Extracted data entries:
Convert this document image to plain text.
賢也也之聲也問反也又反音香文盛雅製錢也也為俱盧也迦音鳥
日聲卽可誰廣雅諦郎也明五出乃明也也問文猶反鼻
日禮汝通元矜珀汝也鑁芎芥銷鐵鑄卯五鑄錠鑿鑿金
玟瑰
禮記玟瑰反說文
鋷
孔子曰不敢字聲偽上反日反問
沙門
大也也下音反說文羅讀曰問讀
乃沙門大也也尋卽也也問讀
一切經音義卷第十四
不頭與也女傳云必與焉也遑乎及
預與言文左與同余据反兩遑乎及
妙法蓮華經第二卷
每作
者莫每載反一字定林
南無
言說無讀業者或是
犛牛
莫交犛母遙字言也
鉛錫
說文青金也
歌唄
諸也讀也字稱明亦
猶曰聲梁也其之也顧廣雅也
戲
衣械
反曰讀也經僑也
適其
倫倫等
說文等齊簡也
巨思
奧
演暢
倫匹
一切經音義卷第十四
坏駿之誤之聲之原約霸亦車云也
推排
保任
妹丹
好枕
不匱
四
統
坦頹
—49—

* **Given task**: Provide all the records again, word for word.

* **The output**:
Convert this document image to plain text.
賢也也之聲也問反也又反音香文盛雅製錢也也為俱盧也迦音鳥
日聲卽可誰廣雅諦郎也明五出乃明也也問文猶反鼻
日禮汝通元矜珀汝也鑁芎芥銷鐵鑄卯五鑄錠鑿鑿金
玟瑰
禮記玟瑰反說文
鋷
孔子曰不敢字聲偽上反日反問
沙門
大也也下音反說文羅讀曰問讀
乃沙門大也也尋卽也也問讀
一切經音義卷第十四
不頭與也女傳云必與焉也遑乎及
預與言文左與同余据反兩遑乎及
妙法蓮華經第二卷
每作
者莫每載反一字定林
南無
言說無讀業者或是
犛牛
莫交犛母遙字言也
鉛錫
說文青金也
歌唄
諸也讀也字稱明亦
猶曰聲梁也其之也顧廣雅也
戲
衣械
反曰讀也經僑也
適其
倫倫等
說文等齊簡也
巨思
奧
演暢
倫匹
一切經音義卷第十四
坏駿之誤之聲之原約霸亦車云也
推排
保任
妹丹
好枕
不匱
四
統
坦頹
—49—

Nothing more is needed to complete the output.